A block of data

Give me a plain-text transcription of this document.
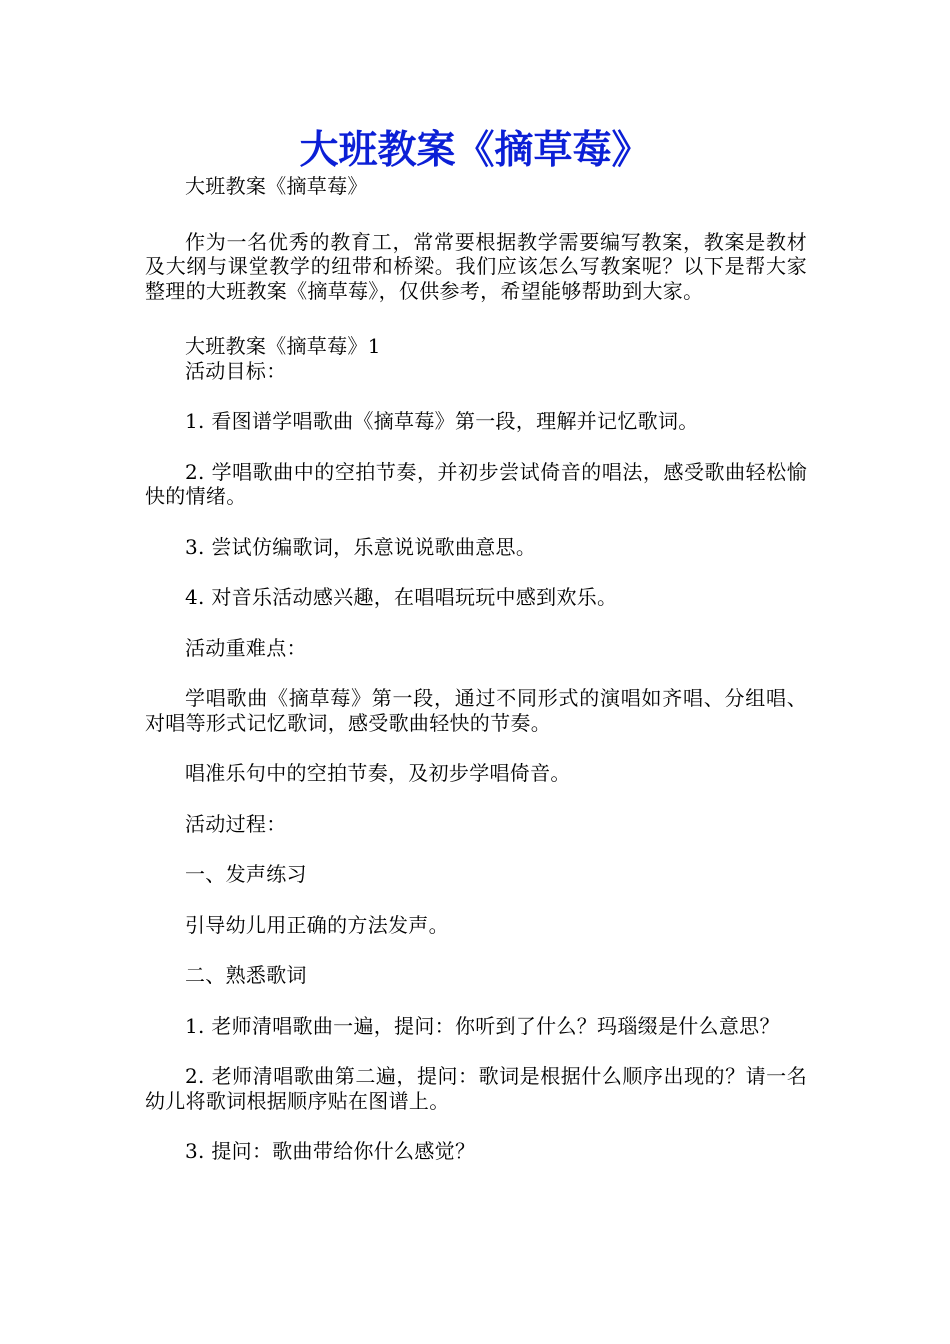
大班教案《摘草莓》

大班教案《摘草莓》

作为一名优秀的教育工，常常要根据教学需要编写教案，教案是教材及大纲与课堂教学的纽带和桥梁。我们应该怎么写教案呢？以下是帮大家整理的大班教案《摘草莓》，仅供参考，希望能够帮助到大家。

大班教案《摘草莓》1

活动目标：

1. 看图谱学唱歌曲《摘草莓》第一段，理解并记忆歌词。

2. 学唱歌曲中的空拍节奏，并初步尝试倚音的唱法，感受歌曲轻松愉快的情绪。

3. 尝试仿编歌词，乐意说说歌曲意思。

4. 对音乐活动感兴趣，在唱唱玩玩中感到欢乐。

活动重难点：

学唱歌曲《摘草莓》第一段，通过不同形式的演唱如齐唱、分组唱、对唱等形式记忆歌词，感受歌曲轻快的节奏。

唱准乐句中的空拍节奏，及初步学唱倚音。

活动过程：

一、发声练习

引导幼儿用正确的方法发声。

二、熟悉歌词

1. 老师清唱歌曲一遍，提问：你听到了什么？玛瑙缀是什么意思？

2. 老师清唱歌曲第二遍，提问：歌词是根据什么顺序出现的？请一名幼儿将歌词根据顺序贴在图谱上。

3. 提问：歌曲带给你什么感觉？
...
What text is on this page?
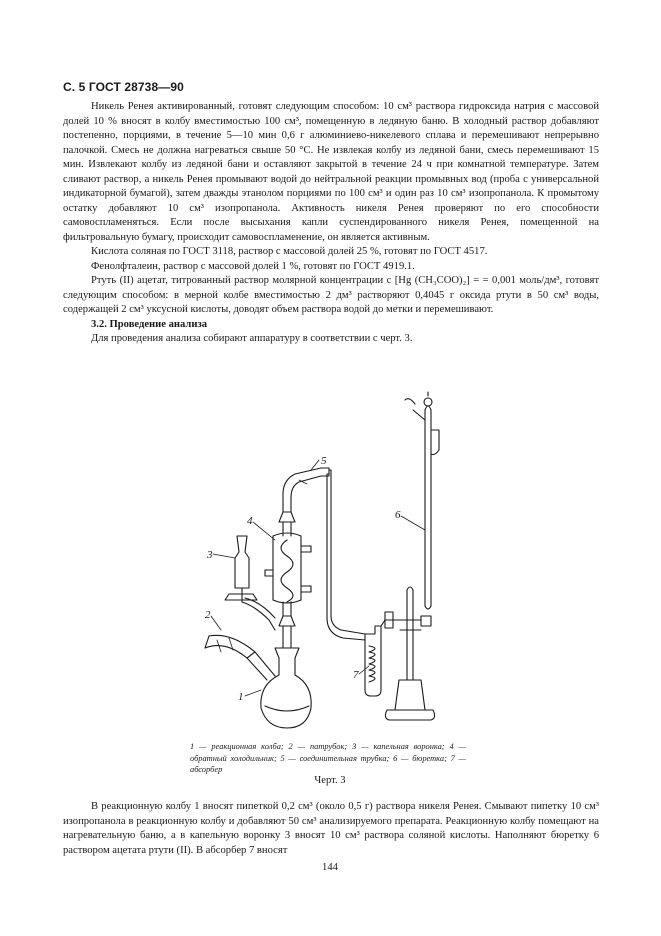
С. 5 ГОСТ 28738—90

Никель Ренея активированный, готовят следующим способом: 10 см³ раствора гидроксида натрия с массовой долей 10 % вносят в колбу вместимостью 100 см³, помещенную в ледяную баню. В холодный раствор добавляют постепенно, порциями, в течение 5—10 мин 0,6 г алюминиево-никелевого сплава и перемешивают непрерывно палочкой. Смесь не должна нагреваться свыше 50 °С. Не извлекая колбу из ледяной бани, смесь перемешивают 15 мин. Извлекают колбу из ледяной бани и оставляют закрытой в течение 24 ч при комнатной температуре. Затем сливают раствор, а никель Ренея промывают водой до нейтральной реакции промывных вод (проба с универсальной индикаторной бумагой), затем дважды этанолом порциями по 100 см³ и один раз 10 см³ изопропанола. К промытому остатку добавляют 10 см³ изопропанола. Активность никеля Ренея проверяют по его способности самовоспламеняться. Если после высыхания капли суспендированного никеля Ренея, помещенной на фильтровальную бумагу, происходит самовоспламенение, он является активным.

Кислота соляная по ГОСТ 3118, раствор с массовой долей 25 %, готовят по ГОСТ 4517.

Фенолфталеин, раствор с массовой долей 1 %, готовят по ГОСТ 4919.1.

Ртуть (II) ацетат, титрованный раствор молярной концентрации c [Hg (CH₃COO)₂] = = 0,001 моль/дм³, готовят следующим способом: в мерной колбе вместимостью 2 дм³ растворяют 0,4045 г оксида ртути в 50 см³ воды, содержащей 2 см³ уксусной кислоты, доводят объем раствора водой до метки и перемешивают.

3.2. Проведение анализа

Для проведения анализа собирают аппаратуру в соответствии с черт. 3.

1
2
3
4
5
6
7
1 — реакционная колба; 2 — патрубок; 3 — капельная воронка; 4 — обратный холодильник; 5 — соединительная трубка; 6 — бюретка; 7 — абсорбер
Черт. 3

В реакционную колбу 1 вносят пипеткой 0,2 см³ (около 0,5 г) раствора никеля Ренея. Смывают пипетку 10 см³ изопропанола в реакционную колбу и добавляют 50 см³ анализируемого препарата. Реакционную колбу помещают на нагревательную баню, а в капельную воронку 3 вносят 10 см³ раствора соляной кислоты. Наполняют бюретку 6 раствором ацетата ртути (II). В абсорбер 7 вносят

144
* * *
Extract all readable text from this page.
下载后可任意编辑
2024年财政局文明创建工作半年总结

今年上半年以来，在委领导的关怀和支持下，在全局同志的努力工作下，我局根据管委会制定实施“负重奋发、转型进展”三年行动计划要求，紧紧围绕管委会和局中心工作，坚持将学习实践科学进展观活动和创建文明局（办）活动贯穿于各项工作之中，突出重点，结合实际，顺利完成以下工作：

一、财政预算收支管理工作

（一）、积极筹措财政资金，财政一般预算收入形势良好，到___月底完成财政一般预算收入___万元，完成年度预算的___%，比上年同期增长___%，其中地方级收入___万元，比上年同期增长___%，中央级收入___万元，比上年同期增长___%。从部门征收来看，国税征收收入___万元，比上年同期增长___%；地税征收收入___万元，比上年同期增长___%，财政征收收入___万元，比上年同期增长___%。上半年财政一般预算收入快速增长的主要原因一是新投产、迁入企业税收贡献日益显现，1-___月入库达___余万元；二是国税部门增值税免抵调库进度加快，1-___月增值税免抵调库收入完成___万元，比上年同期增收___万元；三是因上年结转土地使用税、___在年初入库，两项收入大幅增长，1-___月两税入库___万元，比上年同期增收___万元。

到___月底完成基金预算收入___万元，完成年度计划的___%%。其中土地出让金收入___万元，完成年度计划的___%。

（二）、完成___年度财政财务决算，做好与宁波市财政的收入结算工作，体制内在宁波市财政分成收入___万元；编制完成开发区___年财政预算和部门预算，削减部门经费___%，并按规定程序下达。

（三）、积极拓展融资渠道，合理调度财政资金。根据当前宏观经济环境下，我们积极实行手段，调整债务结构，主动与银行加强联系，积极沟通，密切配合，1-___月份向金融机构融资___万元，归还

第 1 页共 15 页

* [Aim]: Scan the material above. Copy each line that holds the word "this".

* [Result]:
Give me a plain-text transcription of this document.
What text is on this page?
Extract all readable text from this page.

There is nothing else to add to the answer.